Data entries:
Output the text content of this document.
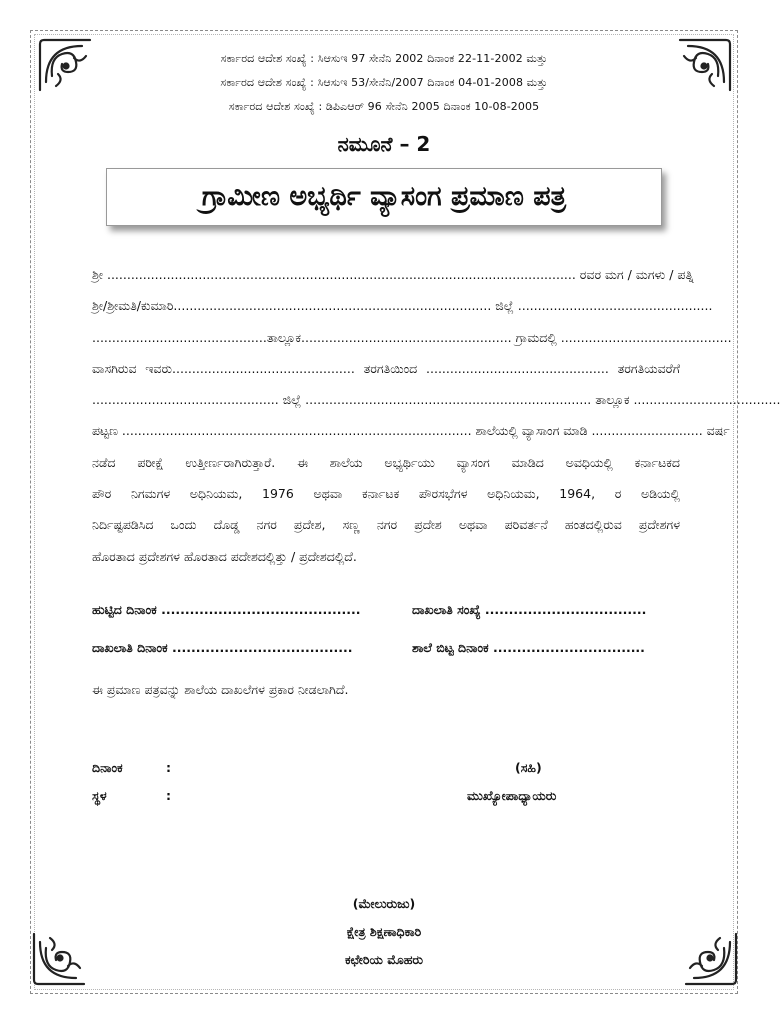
ಸರ್ಕಾರದ ಆದೇಶ ಸಂಖ್ಯೆ : ಸಿಆಸುಇ 97 ಸೇನೆನಿ 2002 ದಿನಾಂಕ 22-11-2002 ಮತ್ತು
ಸರ್ಕಾರದ ಆದೇಶ ಸಂಖ್ಯೆ : ಸಿಆಸುಇ 53/ಸೇನೆನಿ/2007 ದಿನಾಂಕ 04-01-2008 ಮತ್ತು
ಸರ್ಕಾರದ ಆದೇಶ ಸಂಖ್ಯೆ : ಡಿಪಿಎಆರ್ 96 ಸೇನೆನಿ 2005 ದಿನಾಂಕ 10-08-2005
ನಮೂನೆ – 2
ಗ್ರಾಮೀಣ ಅಭ್ಯರ್ಥಿ ವ್ಯಾಸಂಗ ಪ್ರಮಾಣ ಪತ್ರ
ಶ್ರೀ ...................................................................................................................... ರವರ ಮಗ / ಮಗಳು / ಪತ್ನಿ
ಶ್ರೀ/ಶ್ರೀಮತಿ/ಕುಮಾರಿ................................................................................ ಜಿಲ್ಲೆ .................................................
............................................ತಾಲ್ಲೂಕ..................................................... ಗ್ರಾಮದಲ್ಲಿ ...........................................
ವಾಸಗಿರುವ ಇವರು.............................................. ತರಗತಿಯಿಂದ .............................................. ತರಗತಿಯವರೆಗೆ
............................................... ಜಿಲ್ಲೆ ........................................................................ ತಾಲ್ಲೂಕ .....................................
ಪಟ್ಟಣ ........................................................................................ ಶಾಲೆಯಲ್ಲಿ ವ್ಯಾಸಾಂಗ ಮಾಡಿ ............................ ವರ್ಷ
ನಡೆದ ಪರೀಕ್ಷೆ ಉತ್ತೀರ್ಣರಾಗಿರುತ್ತಾರೆ. ಈ ಶಾಲೆಯ ಅಭ್ಯರ್ಥಿಯು ವ್ಯಾಸಂಗ ಮಾಡಿದ ಅವಧಿಯಲ್ಲಿ ಕರ್ನಾಟಕದ
ಪೌರ ನಿಗಮಗಳ ಅಧಿನಿಯಮ, 1976 ಅಥವಾ ಕರ್ನಾಟಕ ಪೌರಸಭೆಗಳ ಅಧಿನಿಯಮ, 1964, ರ ಅಡಿಯಲ್ಲಿ
ನಿರ್ದಿಷ್ಟಪಡಿಸಿದ ಒಂದು ದೊಡ್ಡ ನಗರ ಪ್ರದೇಶ, ಸಣ್ಣ ನಗರ ಪ್ರದೇಶ ಅಥವಾ ಪರಿವರ್ತನೆ ಹಂತದಲ್ಲಿರುವ ಪ್ರದೇಶಗಳ
ಹೊರತಾದ ಪ್ರದೇಶಗಳ ಹೊರತಾದ ಪದೇಶದಲ್ಲಿತ್ತು / ಪ್ರದೇಶದಲ್ಲಿದೆ.
ಹುಟ್ಟಿದ ದಿನಾಂಕ ..........................................	ದಾಖಲಾತಿ ಸಂಖ್ಯೆ ..................................
ದಾಖಲಾತಿ ದಿನಾಂಕ ......................................	ಶಾಲೆ ಬಿಟ್ಟ ದಿನಾಂಕ ................................
ಈ ಪ್ರಮಾಣ ಪತ್ರವನ್ನು ಶಾಲೆಯ ದಾಖಲೆಗಳ ಪ್ರಕಾರ ನೀಡಲಾಗಿದೆ.
ದಿನಾಂಕ	:	(ಸಹಿ)
ಸ್ಥಳ	:	ಮುಖ್ಯೋಪಾಧ್ಯಾಯರು
(ಮೇಲುರುಜು)
ಕ್ಷೇತ್ರ ಶಿಕ್ಷಣಾಧಿಕಾರಿ
ಕಛೇರಿಯ ಮೊಹರು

The task:
Your task is to return the entries above exactly, with no pictures.

Task result:
Output the text content of this document.
ಸರ್ಕಾರದ ಆದೇಶ ಸಂಖ್ಯೆ : ಸಿಆಸುಇ 97 ಸೇನೆನಿ 2002 ದಿನಾಂಕ 22-11-2002 ಮತ್ತು
ಸರ್ಕಾರದ ಆದೇಶ ಸಂಖ್ಯೆ : ಸಿಆಸುಇ 53/ಸೇನೆನಿ/2007 ದಿನಾಂಕ 04-01-2008 ಮತ್ತು
ಸರ್ಕಾರದ ಆದೇಶ ಸಂಖ್ಯೆ : ಡಿಪಿಎಆರ್ 96 ಸೇನೆನಿ 2005 ದಿನಾಂಕ 10-08-2005
ನಮೂನೆ – 2
ಗ್ರಾಮೀಣ ಅಭ್ಯರ್ಥಿ ವ್ಯಾಸಂಗ ಪ್ರಮಾಣ ಪತ್ರ
ಶ್ರೀ ...................................................................................................................... ರವರ ಮಗ / ಮಗಳು / ಪತ್ನಿ
ಶ್ರೀ/ಶ್ರೀಮತಿ/ಕುಮಾರಿ................................................................................ ಜಿಲ್ಲೆ .................................................
............................................ತಾಲ್ಲೂಕ..................................................... ಗ್ರಾಮದಲ್ಲಿ ...........................................
ವಾಸಗಿರುವ ಇವರು.............................................. ತರಗತಿಯಿಂದ .............................................. ತರಗತಿಯವರೆಗೆ
............................................... ಜಿಲ್ಲೆ ........................................................................ ತಾಲ್ಲೂಕ .....................................
ಪಟ್ಟಣ ........................................................................................ ಶಾಲೆಯಲ್ಲಿ ವ್ಯಾಸಾಂಗ ಮಾಡಿ ............................ ವರ್ಷ
ನಡೆದ ಪರೀಕ್ಷೆ ಉತ್ತೀರ್ಣರಾಗಿರುತ್ತಾರೆ. ಈ ಶಾಲೆಯ ಅಭ್ಯರ್ಥಿಯು ವ್ಯಾಸಂಗ ಮಾಡಿದ ಅವಧಿಯಲ್ಲಿ ಕರ್ನಾಟಕದ
ಪೌರ ನಿಗಮಗಳ ಅಧಿನಿಯಮ, 1976 ಅಥವಾ ಕರ್ನಾಟಕ ಪೌರಸಭೆಗಳ ಅಧಿನಿಯಮ, 1964, ರ ಅಡಿಯಲ್ಲಿ
ನಿರ್ದಿಷ್ಟಪಡಿಸಿದ ಒಂದು ದೊಡ್ಡ ನಗರ ಪ್ರದೇಶ, ಸಣ್ಣ ನಗರ ಪ್ರದೇಶ ಅಥವಾ ಪರಿವರ್ತನೆ ಹಂತದಲ್ಲಿರುವ ಪ್ರದೇಶಗಳ
ಹೊರತಾದ ಪ್ರದೇಶಗಳ ಹೊರತಾದ ಪದೇಶದಲ್ಲಿತ್ತು / ಪ್ರದೇಶದಲ್ಲಿದೆ.
ಹುಟ್ಟಿದ ದಿನಾಂಕ ..........................................	ದಾಖಲಾತಿ ಸಂಖ್ಯೆ ..................................
ದಾಖಲಾತಿ ದಿನಾಂಕ ......................................	ಶಾಲೆ ಬಿಟ್ಟ ದಿನಾಂಕ ................................
ಈ ಪ್ರಮಾಣ ಪತ್ರವನ್ನು ಶಾಲೆಯ ದಾಖಲೆಗಳ ಪ್ರಕಾರ ನೀಡಲಾಗಿದೆ.
ದಿನಾಂಕ	:	(ಸಹಿ)
ಸ್ಥಳ	:	ಮುಖ್ಯೋಪಾಧ್ಯಾಯರು
(ಮೇಲುರುಜು)
ಕ್ಷೇತ್ರ ಶಿಕ್ಷಣಾಧಿಕಾರಿ
ಕಛೇರಿಯ ಮೊಹರು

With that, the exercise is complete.